Data for the task ->
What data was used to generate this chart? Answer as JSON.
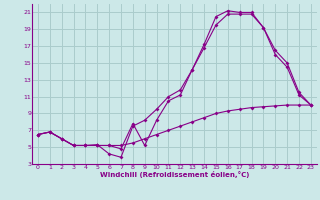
{
  "background_color": "#cce8e8",
  "grid_color": "#aacccc",
  "line_color": "#880088",
  "xlabel": "Windchill (Refroidissement éolien,°C)",
  "xlim": [
    -0.5,
    23.5
  ],
  "ylim": [
    3,
    22
  ],
  "yticks": [
    3,
    5,
    7,
    9,
    11,
    13,
    15,
    17,
    19,
    21
  ],
  "xticks": [
    0,
    1,
    2,
    3,
    4,
    5,
    6,
    7,
    8,
    9,
    10,
    11,
    12,
    13,
    14,
    15,
    16,
    17,
    18,
    19,
    20,
    21,
    22,
    23
  ],
  "line1_x": [
    0,
    1,
    2,
    3,
    4,
    5,
    6,
    7,
    8,
    9,
    10,
    11,
    12,
    13,
    14,
    15,
    16,
    17,
    18,
    19,
    20,
    21,
    22,
    23
  ],
  "line1_y": [
    6.5,
    6.8,
    6.0,
    5.2,
    5.2,
    5.3,
    4.2,
    3.8,
    7.5,
    8.2,
    9.5,
    11.0,
    11.8,
    14.2,
    17.2,
    20.5,
    21.2,
    21.0,
    21.0,
    19.2,
    16.5,
    15.0,
    11.5,
    10.0
  ],
  "line2_x": [
    0,
    1,
    2,
    3,
    4,
    5,
    6,
    7,
    8,
    9,
    10,
    11,
    12,
    13,
    14,
    15,
    16,
    17,
    18,
    19,
    20,
    21,
    22,
    23
  ],
  "line2_y": [
    6.5,
    6.8,
    6.0,
    5.2,
    5.2,
    5.2,
    5.2,
    4.8,
    7.8,
    5.2,
    8.2,
    10.5,
    11.2,
    14.2,
    16.8,
    19.5,
    20.8,
    20.8,
    20.8,
    19.2,
    16.0,
    14.5,
    11.2,
    10.0
  ],
  "line3_x": [
    0,
    1,
    2,
    3,
    4,
    5,
    6,
    7,
    8,
    9,
    10,
    11,
    12,
    13,
    14,
    15,
    16,
    17,
    18,
    19,
    20,
    21,
    22,
    23
  ],
  "line3_y": [
    6.5,
    6.8,
    6.0,
    5.2,
    5.2,
    5.2,
    5.2,
    5.2,
    5.5,
    6.0,
    6.5,
    7.0,
    7.5,
    8.0,
    8.5,
    9.0,
    9.3,
    9.5,
    9.7,
    9.8,
    9.9,
    10.0,
    10.0,
    10.0
  ]
}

Exercise task -> Can you repeat every record above exactly, apart from the pictures?

Task result ->
What data was used to generate this chart? Answer as JSON.
{
  "background_color": "#cce8e8",
  "grid_color": "#aacccc",
  "line_color": "#880088",
  "xlabel": "Windchill (Refroidissement éolien,°C)",
  "xlim": [
    -0.5,
    23.5
  ],
  "ylim": [
    3,
    22
  ],
  "yticks": [
    3,
    5,
    7,
    9,
    11,
    13,
    15,
    17,
    19,
    21
  ],
  "xticks": [
    0,
    1,
    2,
    3,
    4,
    5,
    6,
    7,
    8,
    9,
    10,
    11,
    12,
    13,
    14,
    15,
    16,
    17,
    18,
    19,
    20,
    21,
    22,
    23
  ],
  "line1_x": [
    0,
    1,
    2,
    3,
    4,
    5,
    6,
    7,
    8,
    9,
    10,
    11,
    12,
    13,
    14,
    15,
    16,
    17,
    18,
    19,
    20,
    21,
    22,
    23
  ],
  "line1_y": [
    6.5,
    6.8,
    6.0,
    5.2,
    5.2,
    5.3,
    4.2,
    3.8,
    7.5,
    8.2,
    9.5,
    11.0,
    11.8,
    14.2,
    17.2,
    20.5,
    21.2,
    21.0,
    21.0,
    19.2,
    16.5,
    15.0,
    11.5,
    10.0
  ],
  "line2_x": [
    0,
    1,
    2,
    3,
    4,
    5,
    6,
    7,
    8,
    9,
    10,
    11,
    12,
    13,
    14,
    15,
    16,
    17,
    18,
    19,
    20,
    21,
    22,
    23
  ],
  "line2_y": [
    6.5,
    6.8,
    6.0,
    5.2,
    5.2,
    5.2,
    5.2,
    4.8,
    7.8,
    5.2,
    8.2,
    10.5,
    11.2,
    14.2,
    16.8,
    19.5,
    20.8,
    20.8,
    20.8,
    19.2,
    16.0,
    14.5,
    11.2,
    10.0
  ],
  "line3_x": [
    0,
    1,
    2,
    3,
    4,
    5,
    6,
    7,
    8,
    9,
    10,
    11,
    12,
    13,
    14,
    15,
    16,
    17,
    18,
    19,
    20,
    21,
    22,
    23
  ],
  "line3_y": [
    6.5,
    6.8,
    6.0,
    5.2,
    5.2,
    5.2,
    5.2,
    5.2,
    5.5,
    6.0,
    6.5,
    7.0,
    7.5,
    8.0,
    8.5,
    9.0,
    9.3,
    9.5,
    9.7,
    9.8,
    9.9,
    10.0,
    10.0,
    10.0
  ]
}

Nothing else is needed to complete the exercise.